Task statement:
Scan the data beneath this task and copy each line that includes "down".

(Figure contents as structured data)
** Start **

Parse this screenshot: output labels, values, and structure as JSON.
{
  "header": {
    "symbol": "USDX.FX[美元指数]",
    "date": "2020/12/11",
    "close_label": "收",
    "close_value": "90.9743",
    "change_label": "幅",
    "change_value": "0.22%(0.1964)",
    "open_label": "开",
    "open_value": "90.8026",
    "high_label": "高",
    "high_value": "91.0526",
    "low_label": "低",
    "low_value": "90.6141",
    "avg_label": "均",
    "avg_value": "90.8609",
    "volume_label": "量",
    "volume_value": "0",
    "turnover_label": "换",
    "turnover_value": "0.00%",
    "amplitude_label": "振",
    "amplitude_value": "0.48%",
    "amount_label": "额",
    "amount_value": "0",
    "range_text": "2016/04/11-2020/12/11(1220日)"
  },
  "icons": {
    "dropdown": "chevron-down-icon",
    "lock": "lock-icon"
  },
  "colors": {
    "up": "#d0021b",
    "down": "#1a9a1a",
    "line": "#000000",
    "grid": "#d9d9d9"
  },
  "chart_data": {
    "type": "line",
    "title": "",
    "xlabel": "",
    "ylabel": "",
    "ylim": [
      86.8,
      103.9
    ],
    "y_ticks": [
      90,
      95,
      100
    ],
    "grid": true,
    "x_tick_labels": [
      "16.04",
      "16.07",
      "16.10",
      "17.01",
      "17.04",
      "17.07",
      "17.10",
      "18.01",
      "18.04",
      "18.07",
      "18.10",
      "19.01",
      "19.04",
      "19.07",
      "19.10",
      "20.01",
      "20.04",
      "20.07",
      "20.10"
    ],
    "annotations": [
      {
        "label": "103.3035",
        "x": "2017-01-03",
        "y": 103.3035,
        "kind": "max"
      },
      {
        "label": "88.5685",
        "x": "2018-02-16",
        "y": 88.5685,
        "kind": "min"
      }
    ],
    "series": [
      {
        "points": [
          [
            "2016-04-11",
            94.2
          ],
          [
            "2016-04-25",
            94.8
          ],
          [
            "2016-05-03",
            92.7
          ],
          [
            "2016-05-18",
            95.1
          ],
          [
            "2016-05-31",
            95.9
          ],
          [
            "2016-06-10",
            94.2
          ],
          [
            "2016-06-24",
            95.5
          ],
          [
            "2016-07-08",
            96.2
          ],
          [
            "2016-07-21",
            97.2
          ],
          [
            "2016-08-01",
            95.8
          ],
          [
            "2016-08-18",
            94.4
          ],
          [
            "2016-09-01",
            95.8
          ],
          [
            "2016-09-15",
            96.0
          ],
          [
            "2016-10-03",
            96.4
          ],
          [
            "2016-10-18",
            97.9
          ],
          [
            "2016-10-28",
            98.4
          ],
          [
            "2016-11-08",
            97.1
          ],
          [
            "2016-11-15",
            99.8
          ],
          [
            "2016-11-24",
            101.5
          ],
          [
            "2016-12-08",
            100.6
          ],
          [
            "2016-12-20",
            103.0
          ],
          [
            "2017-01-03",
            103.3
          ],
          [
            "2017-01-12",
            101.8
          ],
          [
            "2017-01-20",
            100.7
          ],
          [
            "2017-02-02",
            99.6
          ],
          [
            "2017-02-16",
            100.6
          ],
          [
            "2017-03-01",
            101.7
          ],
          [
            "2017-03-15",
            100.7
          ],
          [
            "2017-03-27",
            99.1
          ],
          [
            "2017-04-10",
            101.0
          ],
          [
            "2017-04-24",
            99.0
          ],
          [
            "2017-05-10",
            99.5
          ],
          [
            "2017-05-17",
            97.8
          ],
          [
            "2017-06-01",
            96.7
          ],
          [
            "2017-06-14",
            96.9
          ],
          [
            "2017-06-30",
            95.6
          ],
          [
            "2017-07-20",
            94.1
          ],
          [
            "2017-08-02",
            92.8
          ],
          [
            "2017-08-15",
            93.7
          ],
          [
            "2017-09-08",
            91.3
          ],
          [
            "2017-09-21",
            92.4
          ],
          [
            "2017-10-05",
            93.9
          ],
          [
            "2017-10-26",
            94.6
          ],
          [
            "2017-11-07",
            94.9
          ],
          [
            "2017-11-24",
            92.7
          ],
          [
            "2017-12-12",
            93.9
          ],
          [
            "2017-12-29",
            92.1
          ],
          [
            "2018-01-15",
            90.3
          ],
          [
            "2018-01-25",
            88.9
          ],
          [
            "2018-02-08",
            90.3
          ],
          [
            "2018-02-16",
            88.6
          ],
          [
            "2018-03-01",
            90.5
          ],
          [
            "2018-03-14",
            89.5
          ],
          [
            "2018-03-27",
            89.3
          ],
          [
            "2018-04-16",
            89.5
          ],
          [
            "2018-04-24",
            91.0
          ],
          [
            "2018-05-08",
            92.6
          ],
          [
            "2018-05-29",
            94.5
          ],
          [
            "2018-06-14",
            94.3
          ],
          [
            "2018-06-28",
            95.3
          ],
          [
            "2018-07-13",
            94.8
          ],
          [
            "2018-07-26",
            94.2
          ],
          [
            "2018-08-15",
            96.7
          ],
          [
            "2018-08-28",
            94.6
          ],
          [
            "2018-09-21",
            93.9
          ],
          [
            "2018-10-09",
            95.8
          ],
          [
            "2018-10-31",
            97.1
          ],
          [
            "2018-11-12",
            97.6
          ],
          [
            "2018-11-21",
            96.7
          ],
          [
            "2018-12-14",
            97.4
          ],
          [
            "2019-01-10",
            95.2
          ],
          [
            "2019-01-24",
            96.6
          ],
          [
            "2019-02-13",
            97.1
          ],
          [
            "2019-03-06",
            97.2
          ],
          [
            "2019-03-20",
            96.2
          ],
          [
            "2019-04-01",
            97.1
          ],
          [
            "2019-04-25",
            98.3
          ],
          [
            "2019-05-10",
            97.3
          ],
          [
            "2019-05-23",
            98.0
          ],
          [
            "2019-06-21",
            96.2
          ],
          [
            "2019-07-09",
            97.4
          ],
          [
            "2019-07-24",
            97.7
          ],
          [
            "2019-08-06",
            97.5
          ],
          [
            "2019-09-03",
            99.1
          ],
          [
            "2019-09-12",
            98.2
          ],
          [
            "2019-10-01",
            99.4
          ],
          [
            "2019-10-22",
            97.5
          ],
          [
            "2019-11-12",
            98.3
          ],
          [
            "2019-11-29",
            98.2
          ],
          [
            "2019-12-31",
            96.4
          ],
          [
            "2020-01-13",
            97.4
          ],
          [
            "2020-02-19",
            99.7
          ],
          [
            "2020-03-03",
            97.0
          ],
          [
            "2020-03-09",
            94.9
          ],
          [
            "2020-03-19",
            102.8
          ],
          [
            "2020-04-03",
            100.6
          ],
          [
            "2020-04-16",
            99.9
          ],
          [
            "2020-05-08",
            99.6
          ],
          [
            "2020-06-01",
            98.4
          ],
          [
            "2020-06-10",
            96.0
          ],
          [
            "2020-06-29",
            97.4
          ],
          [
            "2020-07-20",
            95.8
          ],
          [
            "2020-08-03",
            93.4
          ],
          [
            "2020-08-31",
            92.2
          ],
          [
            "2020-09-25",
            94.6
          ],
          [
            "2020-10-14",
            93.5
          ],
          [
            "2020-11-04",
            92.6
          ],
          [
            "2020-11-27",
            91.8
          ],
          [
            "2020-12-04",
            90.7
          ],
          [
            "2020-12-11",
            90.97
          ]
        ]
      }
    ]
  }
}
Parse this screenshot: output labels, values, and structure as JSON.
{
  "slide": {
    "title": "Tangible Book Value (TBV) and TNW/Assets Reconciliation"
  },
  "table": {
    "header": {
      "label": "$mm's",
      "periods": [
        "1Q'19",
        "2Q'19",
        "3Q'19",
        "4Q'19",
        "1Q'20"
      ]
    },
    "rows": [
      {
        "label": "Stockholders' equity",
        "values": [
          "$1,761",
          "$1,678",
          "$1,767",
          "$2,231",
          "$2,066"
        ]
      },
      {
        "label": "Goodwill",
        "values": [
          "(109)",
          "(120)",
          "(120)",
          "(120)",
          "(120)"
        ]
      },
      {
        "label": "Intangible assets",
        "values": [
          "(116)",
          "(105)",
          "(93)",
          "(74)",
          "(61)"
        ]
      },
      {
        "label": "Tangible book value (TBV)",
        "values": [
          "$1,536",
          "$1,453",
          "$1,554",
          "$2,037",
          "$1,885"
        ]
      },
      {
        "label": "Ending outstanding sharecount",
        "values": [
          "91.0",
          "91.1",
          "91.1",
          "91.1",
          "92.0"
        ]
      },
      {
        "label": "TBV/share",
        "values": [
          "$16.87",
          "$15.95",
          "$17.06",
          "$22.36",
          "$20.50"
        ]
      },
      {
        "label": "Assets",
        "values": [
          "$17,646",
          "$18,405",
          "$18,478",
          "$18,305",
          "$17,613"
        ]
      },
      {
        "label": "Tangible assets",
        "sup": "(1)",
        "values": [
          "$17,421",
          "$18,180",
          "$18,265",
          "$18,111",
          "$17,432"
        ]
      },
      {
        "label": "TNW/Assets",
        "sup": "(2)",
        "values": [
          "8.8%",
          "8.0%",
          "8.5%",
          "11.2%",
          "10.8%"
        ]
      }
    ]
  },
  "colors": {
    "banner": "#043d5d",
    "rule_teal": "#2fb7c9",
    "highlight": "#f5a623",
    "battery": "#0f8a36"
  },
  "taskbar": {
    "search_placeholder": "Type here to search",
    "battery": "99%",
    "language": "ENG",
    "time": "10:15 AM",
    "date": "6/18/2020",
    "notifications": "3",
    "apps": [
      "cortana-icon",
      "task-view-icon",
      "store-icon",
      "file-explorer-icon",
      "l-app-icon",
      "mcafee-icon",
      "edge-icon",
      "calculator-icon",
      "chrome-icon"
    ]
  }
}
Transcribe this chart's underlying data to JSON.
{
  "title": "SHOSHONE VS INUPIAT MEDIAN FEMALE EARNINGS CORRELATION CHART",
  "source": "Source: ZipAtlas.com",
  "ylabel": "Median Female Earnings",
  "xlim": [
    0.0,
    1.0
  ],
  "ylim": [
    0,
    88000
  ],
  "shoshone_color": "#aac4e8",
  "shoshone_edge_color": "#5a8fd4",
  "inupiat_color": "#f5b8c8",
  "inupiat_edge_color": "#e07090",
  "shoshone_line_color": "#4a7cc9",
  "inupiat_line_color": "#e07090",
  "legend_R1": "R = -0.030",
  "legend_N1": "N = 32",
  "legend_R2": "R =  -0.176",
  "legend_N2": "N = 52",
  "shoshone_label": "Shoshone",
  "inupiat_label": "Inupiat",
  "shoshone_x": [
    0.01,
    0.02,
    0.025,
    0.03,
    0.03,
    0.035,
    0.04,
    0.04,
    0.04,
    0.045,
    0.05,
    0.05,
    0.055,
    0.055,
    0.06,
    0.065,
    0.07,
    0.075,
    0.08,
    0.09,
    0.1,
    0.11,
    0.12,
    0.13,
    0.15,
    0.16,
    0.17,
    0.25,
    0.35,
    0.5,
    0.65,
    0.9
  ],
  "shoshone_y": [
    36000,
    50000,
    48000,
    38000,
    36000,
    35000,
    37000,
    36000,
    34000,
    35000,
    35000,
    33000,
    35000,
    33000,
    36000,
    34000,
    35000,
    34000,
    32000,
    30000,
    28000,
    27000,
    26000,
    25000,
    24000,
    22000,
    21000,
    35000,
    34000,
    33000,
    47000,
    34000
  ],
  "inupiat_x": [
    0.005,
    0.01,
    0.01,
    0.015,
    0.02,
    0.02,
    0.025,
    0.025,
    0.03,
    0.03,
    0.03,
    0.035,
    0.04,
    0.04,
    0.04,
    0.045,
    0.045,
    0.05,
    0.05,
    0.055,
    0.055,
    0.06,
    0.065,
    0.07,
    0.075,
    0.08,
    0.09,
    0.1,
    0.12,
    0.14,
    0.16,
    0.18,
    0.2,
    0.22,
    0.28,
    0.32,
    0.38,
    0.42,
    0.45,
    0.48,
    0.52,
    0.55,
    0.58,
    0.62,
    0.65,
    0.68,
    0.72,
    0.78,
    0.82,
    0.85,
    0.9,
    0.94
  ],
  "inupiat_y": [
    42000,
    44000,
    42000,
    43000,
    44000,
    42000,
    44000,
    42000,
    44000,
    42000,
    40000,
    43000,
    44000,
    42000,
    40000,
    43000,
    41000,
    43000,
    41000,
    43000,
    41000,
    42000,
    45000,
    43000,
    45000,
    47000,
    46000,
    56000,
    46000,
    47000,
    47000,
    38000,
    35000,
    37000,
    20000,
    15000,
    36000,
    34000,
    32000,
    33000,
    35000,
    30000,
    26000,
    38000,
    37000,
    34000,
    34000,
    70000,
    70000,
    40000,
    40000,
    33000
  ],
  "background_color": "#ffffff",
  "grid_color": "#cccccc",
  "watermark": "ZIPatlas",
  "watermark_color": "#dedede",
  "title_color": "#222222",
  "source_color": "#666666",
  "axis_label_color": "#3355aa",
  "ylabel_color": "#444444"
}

** End **

Expected output:
    "dropdown": "chevron-down-icon",
    "down": "#1a9a1a",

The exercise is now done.